■ **GOAL**
Where a line below holds the string "houses", copy that line.

Figure record listings:
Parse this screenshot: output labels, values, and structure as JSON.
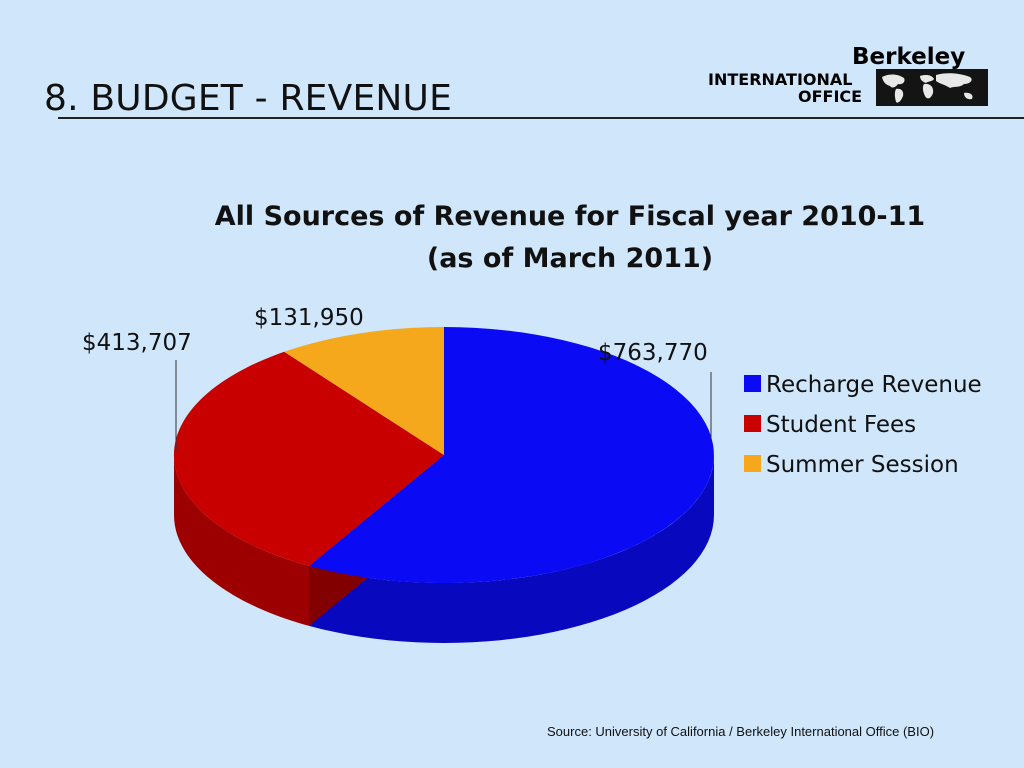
{
  "slide": {
    "title": "8. BUDGET - REVENUE",
    "source": "Source:  University of California / Berkeley International Office (BIO)"
  },
  "logo": {
    "brand": "Berkeley",
    "line1": "INTERNATIONAL",
    "line2": "OFFICE"
  },
  "chart_data": {
    "type": "pie",
    "title": "All Sources of Revenue for Fiscal year 2010-11",
    "subtitle": "(as of March 2011)",
    "categories": [
      "Recharge Revenue",
      "Student Fees",
      "Summer Session"
    ],
    "values": [
      763770,
      413707,
      131950
    ],
    "data_labels": [
      "$763,770",
      "$413,707",
      "$131,950"
    ],
    "colors": [
      "#0a0af5",
      "#c80000",
      "#f5a81c"
    ],
    "legend_position": "right",
    "style": "3d"
  }
}
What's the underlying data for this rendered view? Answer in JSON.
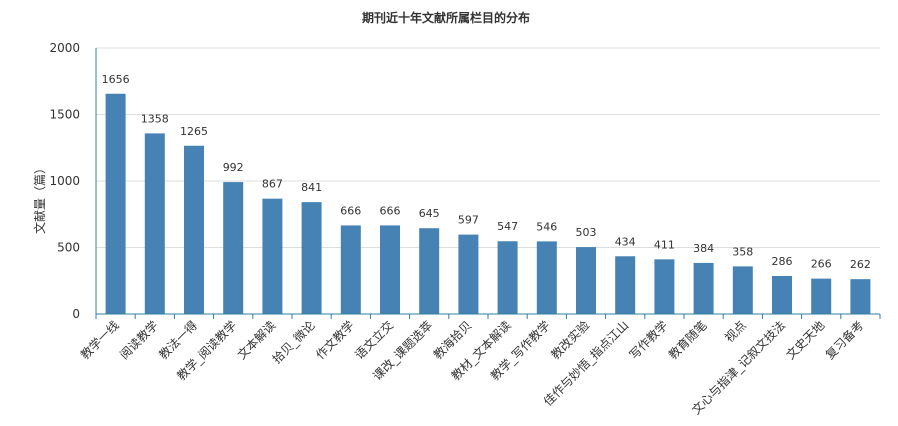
{
  "chart_data": {
    "type": "bar",
    "title": "期刊近十年文献所属栏目的分布",
    "xlabel": "",
    "ylabel": "文献量（篇）",
    "ylim": [
      0,
      2000
    ],
    "yticks": [
      "0",
      "500",
      "1000",
      "1500",
      "2000"
    ],
    "grid": true,
    "legend": "none",
    "bar_color": "#4682b4",
    "categories": [
      "教学一线",
      "阅读教学",
      "教法一得",
      "教学_阅读教学",
      "文本解读",
      "拾贝_微论",
      "作文教学",
      "语文立交",
      "课改_课题选萃",
      "教海拾贝",
      "教材_文本解读",
      "教学_写作教学",
      "教改实验",
      "佳作与妙悟_指点江山",
      "写作教学",
      "教育随笔",
      "视点",
      "文心与指津_记叙文技法",
      "文史天地",
      "复习备考"
    ],
    "values": [
      1656,
      1358,
      1265,
      992,
      867,
      841,
      666,
      666,
      645,
      597,
      547,
      546,
      503,
      434,
      411,
      384,
      358,
      286,
      266,
      262
    ]
  }
}
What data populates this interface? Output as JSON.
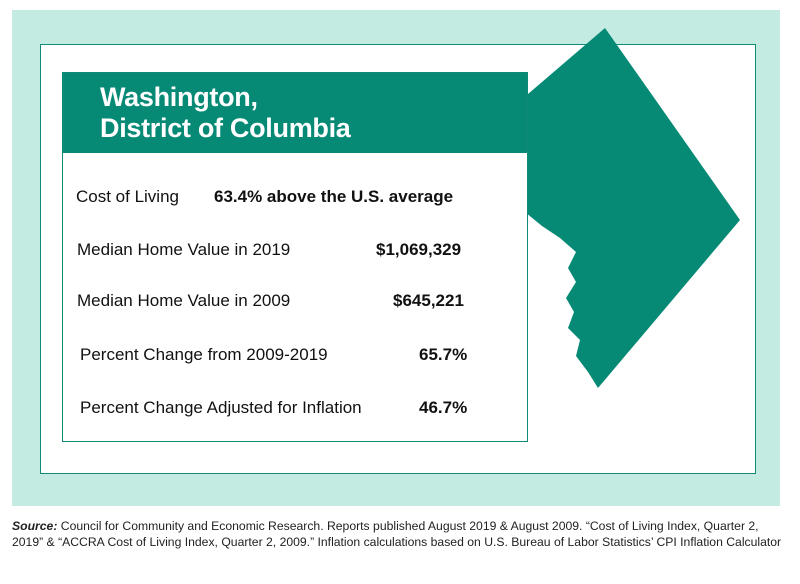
{
  "title": {
    "line1": "Washington,",
    "line2": "District of Columbia"
  },
  "rows": [
    {
      "label": "Cost of Living",
      "value": "63.4% above the U.S. average"
    },
    {
      "label": "Median Home Value in 2019",
      "value": "$1,069,329"
    },
    {
      "label": "Median Home Value in 2009",
      "value": "$645,221"
    },
    {
      "label": "Percent Change from 2009-2019",
      "value": "65.7%"
    },
    {
      "label": "Percent Change Adjusted for Inflation",
      "value": "46.7%"
    }
  ],
  "footer": {
    "source_label": "Source:",
    "source_text": " Council for Community and Economic Research. Reports published August 2019 & August 2009. “Cost of Living Index, Quarter 2, 2019” & “ACCRA Cost of Living Index, Quarter 2, 2009.” Inflation calculations based on U.S. Bureau of Labor Statistics’ CPI Inflation Calculator"
  },
  "colors": {
    "brand_teal": "#068a75",
    "frame_mint": "#c3ebe2",
    "text": "#111111"
  },
  "icons": {
    "map": "dc-map-icon"
  }
}
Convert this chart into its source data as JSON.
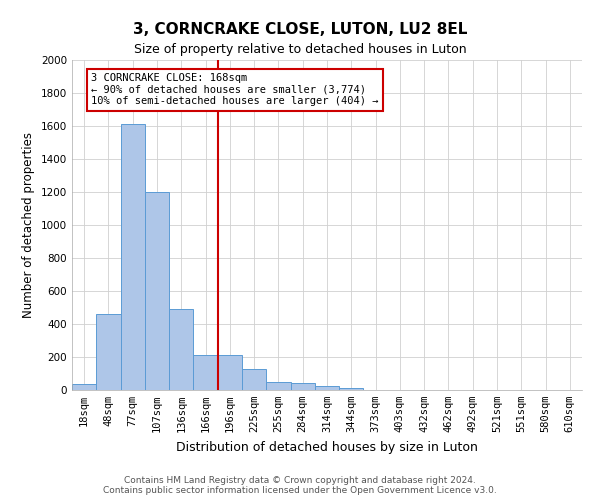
{
  "title": "3, CORNCRAKE CLOSE, LUTON, LU2 8EL",
  "subtitle": "Size of property relative to detached houses in Luton",
  "xlabel": "Distribution of detached houses by size in Luton",
  "ylabel": "Number of detached properties",
  "categories": [
    "18sqm",
    "48sqm",
    "77sqm",
    "107sqm",
    "136sqm",
    "166sqm",
    "196sqm",
    "225sqm",
    "255sqm",
    "284sqm",
    "314sqm",
    "344sqm",
    "373sqm",
    "403sqm",
    "432sqm",
    "462sqm",
    "492sqm",
    "521sqm",
    "551sqm",
    "580sqm",
    "610sqm"
  ],
  "values": [
    38,
    460,
    1610,
    1200,
    490,
    210,
    210,
    130,
    50,
    40,
    25,
    15,
    0,
    0,
    0,
    0,
    0,
    0,
    0,
    0,
    0
  ],
  "bar_color": "#aec6e8",
  "bar_edge_color": "#5b9bd5",
  "vline_x": 5.5,
  "annotation_line1": "3 CORNCRAKE CLOSE: 168sqm",
  "annotation_line2": "← 90% of detached houses are smaller (3,774)",
  "annotation_line3": "10% of semi-detached houses are larger (404) →",
  "annotation_box_color": "#cc0000",
  "ylim": [
    0,
    2000
  ],
  "yticks": [
    0,
    200,
    400,
    600,
    800,
    1000,
    1200,
    1400,
    1600,
    1800,
    2000
  ],
  "footer_line1": "Contains HM Land Registry data © Crown copyright and database right 2024.",
  "footer_line2": "Contains public sector information licensed under the Open Government Licence v3.0.",
  "background_color": "#ffffff",
  "grid_color": "#d0d0d0",
  "title_fontsize": 11,
  "subtitle_fontsize": 9,
  "ylabel_fontsize": 8.5,
  "xlabel_fontsize": 9,
  "tick_fontsize": 7.5,
  "footer_fontsize": 6.5,
  "annotation_fontsize": 7.5
}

■ **WRITTEN RESPONSE**
  "subtitle": "Size of property relative to detached houses in Luton",
  "xlabel": "Distribution of detached houses by size in Luton",
  "annotation_line2": "← 90% of detached houses are smaller (3,774)",
  "annotation_line3": "10% of semi-detached houses are larger (404) →",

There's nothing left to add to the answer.